Goal of the exercise: Below is a block of records; return all of them exactly, but without the images.

** START OF Task inputs **

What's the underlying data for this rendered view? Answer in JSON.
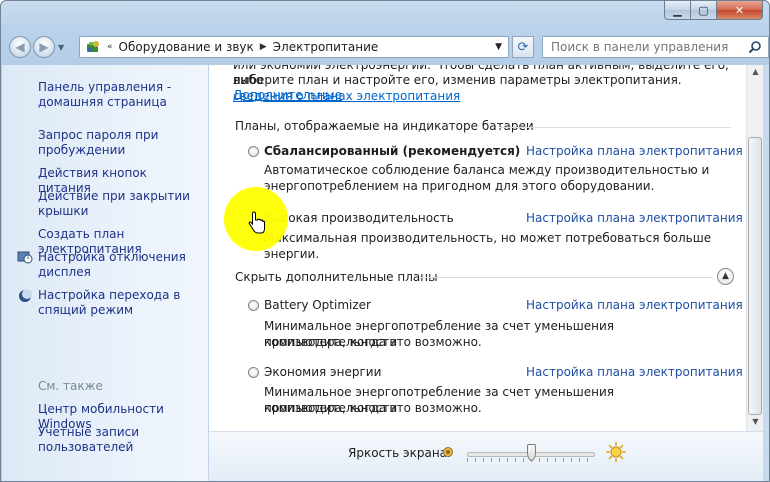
{
  "window": {
    "title": ""
  },
  "nav": {
    "back_icon": "back-arrow-icon",
    "forward_icon": "forward-arrow-icon",
    "breadcrumb": [
      "Оборудование и звук",
      "Электропитание"
    ],
    "search_placeholder": "Поиск в панели управления"
  },
  "sidebar": {
    "home": "Панель управления - домашняя страница",
    "items": [
      "Запрос пароля при пробуждении",
      "Действия кнопок питания",
      "Действие при закрытии крышки",
      "Создать план электропитания",
      "Настройка отключения дисплея",
      "Настройка перехода в спящий режим"
    ],
    "see_also": "См. также",
    "see_also_items": [
      "Центр мобильности Windows",
      "Учетные записи пользователей"
    ]
  },
  "main": {
    "intro_line1": "или экономии электроэнергии. Чтобы сделать план активным, выделите его, либо",
    "intro_line2": "выберите план и настройте его, изменив параметры электропитания.",
    "intro_link_a": "Дополнительные",
    "intro_link_b": "сведения о планах электропитания",
    "section_battery": "Планы, отображаемые на индикаторе батареи",
    "section_hidden": "Скрыть дополнительные планы",
    "plans": [
      {
        "name": "Сбалансированный (рекомендуется)",
        "selected": false,
        "bold": true,
        "link": "Настройка плана электропитания",
        "desc1": "Автоматическое соблюдение баланса между производительностью и",
        "desc2": "энергопотреблением на пригодном для этого оборудовании."
      },
      {
        "name": "Высокая производительность",
        "selected": true,
        "bold": false,
        "link": "Настройка плана электропитания",
        "desc1": "Максимальная производительность, но может потребоваться больше энергии.",
        "desc2": ""
      },
      {
        "name": "Battery Optimizer",
        "selected": false,
        "bold": false,
        "link": "Настройка плана электропитания",
        "desc1": "Минимальное энергопотребление за счет уменьшения производительности",
        "desc2": "компьютера, когда это возможно."
      },
      {
        "name": "Экономия энергии",
        "selected": false,
        "bold": false,
        "link": "Настройка плана электропитания",
        "desc1": "Минимальное энергопотребление за счет уменьшения производительности",
        "desc2": "компьютера, когда это возможно."
      }
    ]
  },
  "footer": {
    "brightness_label": "Яркость экрана:",
    "brightness_level": 0.5
  },
  "colors": {
    "link": "#1f4ea3",
    "sidebar_link": "#1e3287",
    "cursor_highlight": "#ffff00"
  }
}
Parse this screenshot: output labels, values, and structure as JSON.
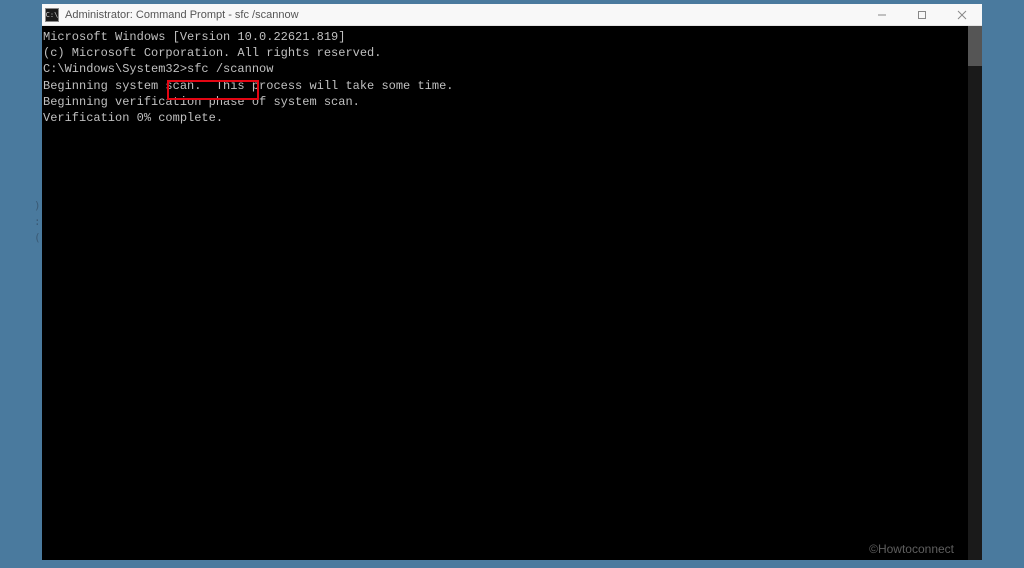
{
  "window": {
    "title": "Administrator: Command Prompt - sfc  /scannow",
    "icon_label": "C:\\"
  },
  "terminal": {
    "lines": [
      "Microsoft Windows [Version 10.0.22621.819]",
      "(c) Microsoft Corporation. All rights reserved.",
      "",
      "C:\\Windows\\System32>sfc /scannow",
      "",
      "Beginning system scan.  This process will take some time.",
      "",
      "Beginning verification phase of system scan.",
      "Verification 0% complete."
    ]
  },
  "highlight": {
    "command": "sfc /scannow"
  },
  "watermark": "©Howtoconnect",
  "artifacts": {
    "a1": ")",
    "a2": ":",
    "a3": "("
  }
}
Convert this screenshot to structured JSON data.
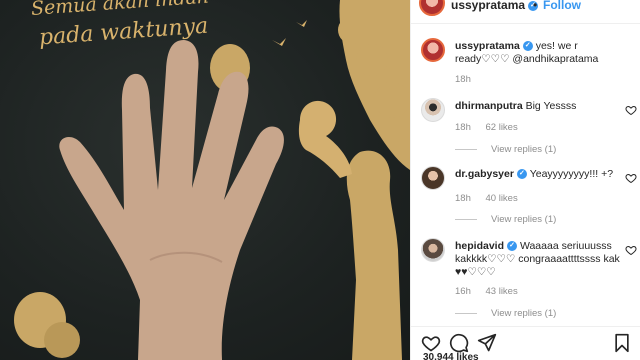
{
  "photo": {
    "text_line1": "Semua akan indah",
    "text_line2": "pada waktunya"
  },
  "header": {
    "username": "ussypratama",
    "verified": "✓",
    "dot": "•",
    "follow": "Follow"
  },
  "caption": {
    "username": "ussypratama",
    "text": "yes! we r ready♡♡♡ @andhikapratama",
    "time": "18h"
  },
  "comments": [
    {
      "username": "dhirmanputra",
      "text": "Big Yessss",
      "time": "18h",
      "likes": "62 likes",
      "replies": "View replies (1)"
    },
    {
      "username": "dr.gabysyer",
      "text": "Yeayyyyyyyy!!! +?",
      "time": "18h",
      "likes": "40 likes",
      "replies": "View replies (1)"
    },
    {
      "username": "hepidavid",
      "text": "Waaaaa seriuuusss kakkkk♡♡♡ congraaaattttssss kak ♥♥♡♡♡",
      "time": "16h",
      "likes": "43 likes",
      "replies": "View replies (1)"
    }
  ],
  "likes_total": "30,944 likes",
  "colors": {
    "accent": "#3897f0",
    "gold": "#d9b36c",
    "photo_bg": "#1d2221"
  }
}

** END OF Task inputs **

Full response:
What's the underlying data for this rendered view? Answer in JSON.
{
  "window": {
    "title": ""
  },
  "nav": {
    "back_icon": "back-arrow-icon",
    "forward_icon": "forward-arrow-icon",
    "breadcrumb": [
      "Оборудование и звук",
      "Электропитание"
    ],
    "search_placeholder": "Поиск в панели управления"
  },
  "sidebar": {
    "home": "Панель управления - домашняя страница",
    "items": [
      "Запрос пароля при пробуждении",
      "Действия кнопок питания",
      "Действие при закрытии крышки",
      "Создать план электропитания",
      "Настройка отключения дисплея",
      "Настройка перехода в спящий режим"
    ],
    "see_also": "См. также",
    "see_also_items": [
      "Центр мобильности Windows",
      "Учетные записи пользователей"
    ]
  },
  "main": {
    "intro_line1": "или экономии электроэнергии. Чтобы сделать план активным, выделите его, либо",
    "intro_line2": "выберите план и настройте его, изменив параметры электропитания.",
    "intro_link_a": "Дополнительные",
    "intro_link_b": "сведения о планах электропитания",
    "section_battery": "Планы, отображаемые на индикаторе батареи",
    "section_hidden": "Скрыть дополнительные планы",
    "plans": [
      {
        "name": "Сбалансированный (рекомендуется)",
        "selected": false,
        "bold": true,
        "link": "Настройка плана электропитания",
        "desc1": "Автоматическое соблюдение баланса между производительностью и",
        "desc2": "энергопотреблением на пригодном для этого оборудовании."
      },
      {
        "name": "Высокая производительность",
        "selected": true,
        "bold": false,
        "link": "Настройка плана электропитания",
        "desc1": "Максимальная производительность, но может потребоваться больше энергии.",
        "desc2": ""
      },
      {
        "name": "Battery Optimizer",
        "selected": false,
        "bold": false,
        "link": "Настройка плана электропитания",
        "desc1": "Минимальное энергопотребление за счет уменьшения производительности",
        "desc2": "компьютера, когда это возможно."
      },
      {
        "name": "Экономия энергии",
        "selected": false,
        "bold": false,
        "link": "Настройка плана электропитания",
        "desc1": "Минимальное энергопотребление за счет уменьшения производительности",
        "desc2": "компьютера, когда это возможно."
      }
    ]
  },
  "footer": {
    "brightness_label": "Яркость экрана:",
    "brightness_level": 0.5
  },
  "colors": {
    "link": "#1f4ea3",
    "sidebar_link": "#1e3287",
    "cursor_highlight": "#ffff00"
  }
}
Parse this screenshot: output labels, values, and structure as JSON.
{
  "window": {
    "title": "Administrator: Command Prompt - sfc  /scannow",
    "icon_label": "C:\\"
  },
  "terminal": {
    "lines": [
      "Microsoft Windows [Version 10.0.22621.819]",
      "(c) Microsoft Corporation. All rights reserved.",
      "",
      "C:\\Windows\\System32>sfc /scannow",
      "",
      "Beginning system scan.  This process will take some time.",
      "",
      "Beginning verification phase of system scan.",
      "Verification 0% complete."
    ]
  },
  "highlight": {
    "command": "sfc /scannow"
  },
  "watermark": "©Howtoconnect",
  "artifacts": {
    "a1": ")",
    "a2": ":",
    "a3": "("
  }
}
Convert this screenshot to structured JSON data.
{
  "photo": {
    "text_line1": "Semua akan indah",
    "text_line2": "pada waktunya"
  },
  "header": {
    "username": "ussypratama",
    "verified": "✓",
    "dot": "•",
    "follow": "Follow"
  },
  "caption": {
    "username": "ussypratama",
    "text": "yes! we r ready♡♡♡ @andhikapratama",
    "time": "18h"
  },
  "comments": [
    {
      "username": "dhirmanputra",
      "text": "Big Yessss",
      "time": "18h",
      "likes": "62 likes",
      "replies": "View replies (1)"
    },
    {
      "username": "dr.gabysyer",
      "text": "Yeayyyyyyyy!!! +?",
      "time": "18h",
      "likes": "40 likes",
      "replies": "View replies (1)"
    },
    {
      "username": "hepidavid",
      "text": "Waaaaa seriuuusss kakkkk♡♡♡ congraaaattttssss kak ♥♥♡♡♡",
      "time": "16h",
      "likes": "43 likes",
      "replies": "View replies (1)"
    }
  ],
  "likes_total": "30,944 likes",
  "colors": {
    "accent": "#3897f0",
    "gold": "#d9b36c",
    "photo_bg": "#1d2221"
  }
}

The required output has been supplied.